'''

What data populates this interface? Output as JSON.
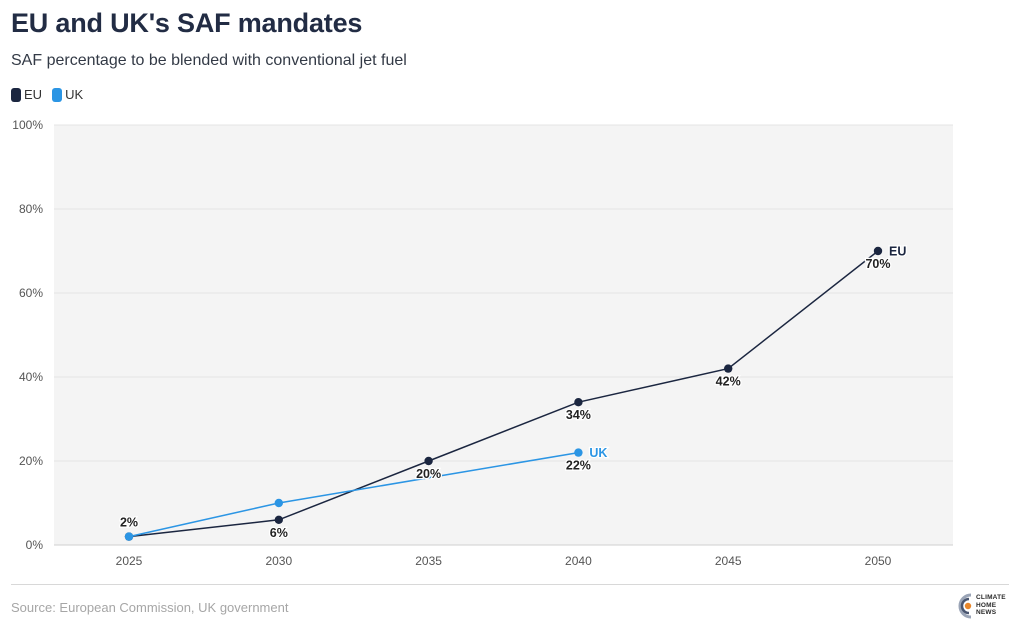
{
  "header": {
    "title": "EU and UK's SAF mandates",
    "subtitle": "SAF percentage to be blended with conventional jet fuel"
  },
  "legend": [
    {
      "name": "EU",
      "color": "#1b2640"
    },
    {
      "name": "UK",
      "color": "#2b95e4"
    }
  ],
  "chart_data": {
    "type": "line",
    "title": "EU and UK's SAF mandates",
    "subtitle": "SAF percentage to be blended with conventional jet fuel",
    "xlabel": "",
    "ylabel": "",
    "x": [
      2025,
      2030,
      2035,
      2040,
      2045,
      2050
    ],
    "x_tick_labels": [
      "2025",
      "2030",
      "2035",
      "2040",
      "2045",
      "2050"
    ],
    "ylim": [
      0,
      100
    ],
    "y_ticks": [
      0,
      20,
      40,
      60,
      80,
      100
    ],
    "y_tick_labels": [
      "0%",
      "20%",
      "40%",
      "60%",
      "80%",
      "100%"
    ],
    "grid": true,
    "series": [
      {
        "name": "EU",
        "color": "#1b2640",
        "x": [
          2025,
          2030,
          2035,
          2040,
          2045,
          2050
        ],
        "values": [
          2,
          6,
          20,
          34,
          42,
          70
        ],
        "labels": [
          "",
          "6%",
          "20%",
          "34%",
          "42%",
          "70%"
        ],
        "end_label": "EU"
      },
      {
        "name": "UK",
        "color": "#2b95e4",
        "x": [
          2025,
          2030,
          2040
        ],
        "values": [
          2,
          10,
          22
        ],
        "labels": [
          "2%",
          "",
          "22%"
        ],
        "end_label": "UK"
      }
    ]
  },
  "footer": {
    "source": "Source: European Commission, UK government",
    "logo_lines": [
      "CLIMATE",
      "HOME",
      "NEWS"
    ]
  }
}
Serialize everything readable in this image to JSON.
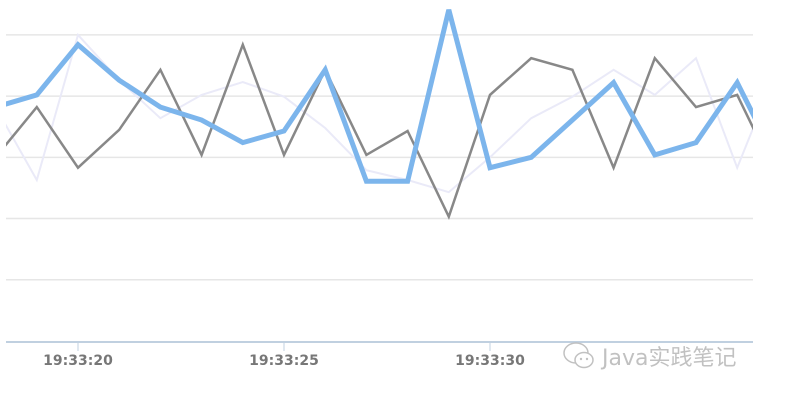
{
  "chart_data": {
    "type": "line",
    "title": "",
    "xlabel": "",
    "ylabel": "",
    "x": [
      "19:33:18",
      "19:33:19",
      "19:33:20",
      "19:33:21",
      "19:33:22",
      "19:33:23",
      "19:33:24",
      "19:33:25",
      "19:33:26",
      "19:33:27",
      "19:33:28",
      "19:33:29",
      "19:33:30",
      "19:33:31",
      "19:33:32",
      "19:33:33",
      "19:33:34",
      "19:33:35",
      "19:33:36",
      "19:33:37"
    ],
    "x_tick_labels": [
      "19:33:20",
      "19:33:25",
      "19:33:30"
    ],
    "ylim": [
      0,
      5.57
    ],
    "y_gridlines": [
      0,
      1,
      2,
      3,
      4,
      5
    ],
    "grid": true,
    "y_tick_labels_shown": false,
    "series": [
      {
        "color": "#eaeaf8",
        "width": 2,
        "values": [
          3.82,
          2.63,
          5.0,
          4.26,
          3.64,
          4.02,
          4.23,
          3.99,
          3.48,
          2.79,
          2.63,
          2.43,
          3.0,
          3.64,
          3.99,
          4.43,
          4.02,
          4.62,
          2.83,
          4.5
        ]
      },
      {
        "color": "#888888",
        "width": 2.5,
        "values": [
          3.0,
          3.82,
          2.83,
          3.45,
          4.43,
          3.04,
          4.84,
          3.04,
          4.43,
          3.04,
          3.43,
          2.03,
          4.02,
          4.62,
          4.43,
          2.83,
          4.62,
          3.82,
          4.02,
          2.63
        ]
      },
      {
        "color": "#7cb5ec",
        "width": 5,
        "values": [
          3.82,
          4.02,
          4.84,
          4.26,
          3.82,
          3.61,
          3.24,
          3.43,
          4.43,
          2.61,
          2.61,
          5.41,
          2.83,
          3.0,
          3.61,
          4.22,
          3.04,
          3.24,
          4.22,
          2.88
        ]
      }
    ]
  },
  "watermark": {
    "icon": "wechat-icon",
    "text": "Java实践笔记"
  }
}
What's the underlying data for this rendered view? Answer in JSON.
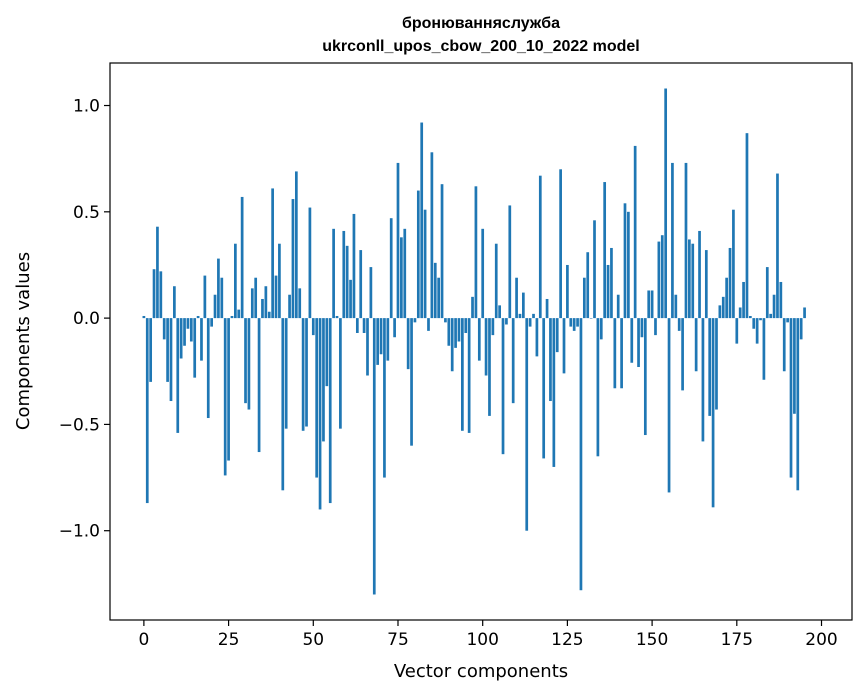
{
  "chart_data": {
    "type": "bar",
    "title": "бронюванняслужба",
    "subtitle": "ukrconll_upos_cbow_200_10_2022 model",
    "xlabel": "Vector components",
    "ylabel": "Components values",
    "xlim": [
      -10,
      209
    ],
    "ylim": [
      -1.42,
      1.2
    ],
    "xticks": [
      0,
      25,
      50,
      75,
      100,
      125,
      150,
      175,
      200
    ],
    "yticks": [
      -1.0,
      -0.5,
      0.0,
      0.5,
      1.0
    ],
    "ytick_labels": [
      "−1.0",
      "−0.5",
      "0.0",
      "0.5",
      "1.0"
    ],
    "color": "#1f77b4",
    "values": [
      0.01,
      -0.87,
      -0.3,
      0.23,
      0.43,
      0.22,
      -0.1,
      -0.3,
      -0.39,
      0.15,
      -0.54,
      -0.19,
      -0.13,
      -0.05,
      -0.11,
      -0.28,
      0.01,
      -0.2,
      0.2,
      -0.47,
      -0.04,
      0.11,
      0.28,
      0.19,
      -0.74,
      -0.67,
      0.01,
      0.35,
      0.04,
      0.57,
      -0.4,
      -0.43,
      0.14,
      0.19,
      -0.63,
      0.09,
      0.15,
      0.03,
      0.61,
      0.2,
      0.35,
      -0.81,
      -0.52,
      0.11,
      0.56,
      0.69,
      0.14,
      -0.53,
      -0.51,
      0.52,
      -0.08,
      -0.75,
      -0.9,
      -0.58,
      -0.32,
      -0.87,
      0.42,
      0.01,
      -0.52,
      0.41,
      0.34,
      0.18,
      0.49,
      -0.07,
      0.32,
      -0.07,
      -0.27,
      0.24,
      -1.3,
      -0.22,
      -0.17,
      -0.75,
      -0.2,
      0.47,
      -0.09,
      0.73,
      0.38,
      0.42,
      -0.24,
      -0.6,
      -0.02,
      0.6,
      0.92,
      0.51,
      -0.06,
      0.78,
      0.26,
      0.19,
      0.63,
      -0.02,
      -0.13,
      -0.25,
      -0.14,
      -0.11,
      -0.53,
      -0.07,
      -0.54,
      0.1,
      0.62,
      -0.2,
      0.42,
      -0.27,
      -0.46,
      -0.08,
      0.35,
      0.06,
      -0.64,
      -0.03,
      0.53,
      -0.4,
      0.19,
      0.02,
      0.12,
      -1.0,
      -0.04,
      0.02,
      -0.18,
      0.67,
      -0.66,
      0.09,
      -0.39,
      -0.7,
      -0.16,
      0.7,
      -0.26,
      0.25,
      -0.04,
      -0.06,
      -0.04,
      -1.28,
      0.19,
      0.31,
      0.0,
      0.46,
      -0.65,
      -0.1,
      0.64,
      0.25,
      0.33,
      -0.33,
      0.11,
      -0.33,
      0.54,
      0.5,
      -0.21,
      0.81,
      -0.23,
      -0.09,
      -0.55,
      0.13,
      0.13,
      -0.08,
      0.36,
      0.39,
      1.08,
      -0.82,
      0.73,
      0.11,
      -0.06,
      -0.34,
      0.73,
      0.37,
      0.35,
      -0.25,
      0.41,
      -0.58,
      0.32,
      -0.46,
      -0.89,
      -0.43,
      0.06,
      0.1,
      0.19,
      0.33,
      0.51,
      -0.12,
      0.05,
      0.17,
      0.87,
      0.01,
      -0.05,
      -0.12,
      -0.01,
      -0.29,
      0.24,
      0.02,
      0.11,
      0.68,
      0.17,
      -0.25,
      -0.02,
      -0.75,
      -0.45,
      -0.81,
      -0.1,
      0.05
    ]
  }
}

'''

In the copy, include all records verbatim but no images.

What data populates this interface? Output as JSON.
{
  "header": {
    "title": "EU and UK's SAF mandates",
    "subtitle": "SAF percentage to be blended with conventional jet fuel"
  },
  "legend": [
    {
      "name": "EU",
      "color": "#1b2640"
    },
    {
      "name": "UK",
      "color": "#2b95e4"
    }
  ],
  "chart_data": {
    "type": "line",
    "title": "EU and UK's SAF mandates",
    "subtitle": "SAF percentage to be blended with conventional jet fuel",
    "xlabel": "",
    "ylabel": "",
    "x": [
      2025,
      2030,
      2035,
      2040,
      2045,
      2050
    ],
    "x_tick_labels": [
      "2025",
      "2030",
      "2035",
      "2040",
      "2045",
      "2050"
    ],
    "ylim": [
      0,
      100
    ],
    "y_ticks": [
      0,
      20,
      40,
      60,
      80,
      100
    ],
    "y_tick_labels": [
      "0%",
      "20%",
      "40%",
      "60%",
      "80%",
      "100%"
    ],
    "grid": true,
    "series": [
      {
        "name": "EU",
        "color": "#1b2640",
        "x": [
          2025,
          2030,
          2035,
          2040,
          2045,
          2050
        ],
        "values": [
          2,
          6,
          20,
          34,
          42,
          70
        ],
        "labels": [
          "",
          "6%",
          "20%",
          "34%",
          "42%",
          "70%"
        ],
        "end_label": "EU"
      },
      {
        "name": "UK",
        "color": "#2b95e4",
        "x": [
          2025,
          2030,
          2040
        ],
        "values": [
          2,
          10,
          22
        ],
        "labels": [
          "2%",
          "",
          "22%"
        ],
        "end_label": "UK"
      }
    ]
  },
  "footer": {
    "source": "Source: European Commission, UK government",
    "logo_lines": [
      "CLIMATE",
      "HOME",
      "NEWS"
    ]
  }
}
Serialize everything readable in this image to JSON.
{
  "chart_data": {
    "type": "line",
    "title": "",
    "xlabel": "",
    "ylabel": "",
    "x": [
      "19:33:18",
      "19:33:19",
      "19:33:20",
      "19:33:21",
      "19:33:22",
      "19:33:23",
      "19:33:24",
      "19:33:25",
      "19:33:26",
      "19:33:27",
      "19:33:28",
      "19:33:29",
      "19:33:30",
      "19:33:31",
      "19:33:32",
      "19:33:33",
      "19:33:34",
      "19:33:35",
      "19:33:36",
      "19:33:37"
    ],
    "x_tick_labels": [
      "19:33:20",
      "19:33:25",
      "19:33:30"
    ],
    "ylim": [
      0,
      5.57
    ],
    "y_gridlines": [
      0,
      1,
      2,
      3,
      4,
      5
    ],
    "grid": true,
    "y_tick_labels_shown": false,
    "series": [
      {
        "color": "#eaeaf8",
        "width": 2,
        "values": [
          3.82,
          2.63,
          5.0,
          4.26,
          3.64,
          4.02,
          4.23,
          3.99,
          3.48,
          2.79,
          2.63,
          2.43,
          3.0,
          3.64,
          3.99,
          4.43,
          4.02,
          4.62,
          2.83,
          4.5
        ]
      },
      {
        "color": "#888888",
        "width": 2.5,
        "values": [
          3.0,
          3.82,
          2.83,
          3.45,
          4.43,
          3.04,
          4.84,
          3.04,
          4.43,
          3.04,
          3.43,
          2.03,
          4.02,
          4.62,
          4.43,
          2.83,
          4.62,
          3.82,
          4.02,
          2.63
        ]
      },
      {
        "color": "#7cb5ec",
        "width": 5,
        "values": [
          3.82,
          4.02,
          4.84,
          4.26,
          3.82,
          3.61,
          3.24,
          3.43,
          4.43,
          2.61,
          2.61,
          5.41,
          2.83,
          3.0,
          3.61,
          4.22,
          3.04,
          3.24,
          4.22,
          2.88
        ]
      }
    ]
  },
  "watermark": {
    "icon": "wechat-icon",
    "text": "Java实践笔记"
  }
}
What's the underlying data for this rendered view? Answer in JSON.
{
  "chart_data": {
    "type": "bar",
    "title": "бронюванняслужба",
    "subtitle": "ukrconll_upos_cbow_200_10_2022 model",
    "xlabel": "Vector components",
    "ylabel": "Components values",
    "xlim": [
      -10,
      209
    ],
    "ylim": [
      -1.42,
      1.2
    ],
    "xticks": [
      0,
      25,
      50,
      75,
      100,
      125,
      150,
      175,
      200
    ],
    "yticks": [
      -1.0,
      -0.5,
      0.0,
      0.5,
      1.0
    ],
    "ytick_labels": [
      "−1.0",
      "−0.5",
      "0.0",
      "0.5",
      "1.0"
    ],
    "color": "#1f77b4",
    "values": [
      0.01,
      -0.87,
      -0.3,
      0.23,
      0.43,
      0.22,
      -0.1,
      -0.3,
      -0.39,
      0.15,
      -0.54,
      -0.19,
      -0.13,
      -0.05,
      -0.11,
      -0.28,
      0.01,
      -0.2,
      0.2,
      -0.47,
      -0.04,
      0.11,
      0.28,
      0.19,
      -0.74,
      -0.67,
      0.01,
      0.35,
      0.04,
      0.57,
      -0.4,
      -0.43,
      0.14,
      0.19,
      -0.63,
      0.09,
      0.15,
      0.03,
      0.61,
      0.2,
      0.35,
      -0.81,
      -0.52,
      0.11,
      0.56,
      0.69,
      0.14,
      -0.53,
      -0.51,
      0.52,
      -0.08,
      -0.75,
      -0.9,
      -0.58,
      -0.32,
      -0.87,
      0.42,
      0.01,
      -0.52,
      0.41,
      0.34,
      0.18,
      0.49,
      -0.07,
      0.32,
      -0.07,
      -0.27,
      0.24,
      -1.3,
      -0.22,
      -0.17,
      -0.75,
      -0.2,
      0.47,
      -0.09,
      0.73,
      0.38,
      0.42,
      -0.24,
      -0.6,
      -0.02,
      0.6,
      0.92,
      0.51,
      -0.06,
      0.78,
      0.26,
      0.19,
      0.63,
      -0.02,
      -0.13,
      -0.25,
      -0.14,
      -0.11,
      -0.53,
      -0.07,
      -0.54,
      0.1,
      0.62,
      -0.2,
      0.42,
      -0.27,
      -0.46,
      -0.08,
      0.35,
      0.06,
      -0.64,
      -0.03,
      0.53,
      -0.4,
      0.19,
      0.02,
      0.12,
      -1.0,
      -0.04,
      0.02,
      -0.18,
      0.67,
      -0.66,
      0.09,
      -0.39,
      -0.7,
      -0.16,
      0.7,
      -0.26,
      0.25,
      -0.04,
      -0.06,
      -0.04,
      -1.28,
      0.19,
      0.31,
      0.0,
      0.46,
      -0.65,
      -0.1,
      0.64,
      0.25,
      0.33,
      -0.33,
      0.11,
      -0.33,
      0.54,
      0.5,
      -0.21,
      0.81,
      -0.23,
      -0.09,
      -0.55,
      0.13,
      0.13,
      -0.08,
      0.36,
      0.39,
      1.08,
      -0.82,
      0.73,
      0.11,
      -0.06,
      -0.34,
      0.73,
      0.37,
      0.35,
      -0.25,
      0.41,
      -0.58,
      0.32,
      -0.46,
      -0.89,
      -0.43,
      0.06,
      0.1,
      0.19,
      0.33,
      0.51,
      -0.12,
      0.05,
      0.17,
      0.87,
      0.01,
      -0.05,
      -0.12,
      -0.01,
      -0.29,
      0.24,
      0.02,
      0.11,
      0.68,
      0.17,
      -0.25,
      -0.02,
      -0.75,
      -0.45,
      -0.81,
      -0.1,
      0.05
    ]
  }
}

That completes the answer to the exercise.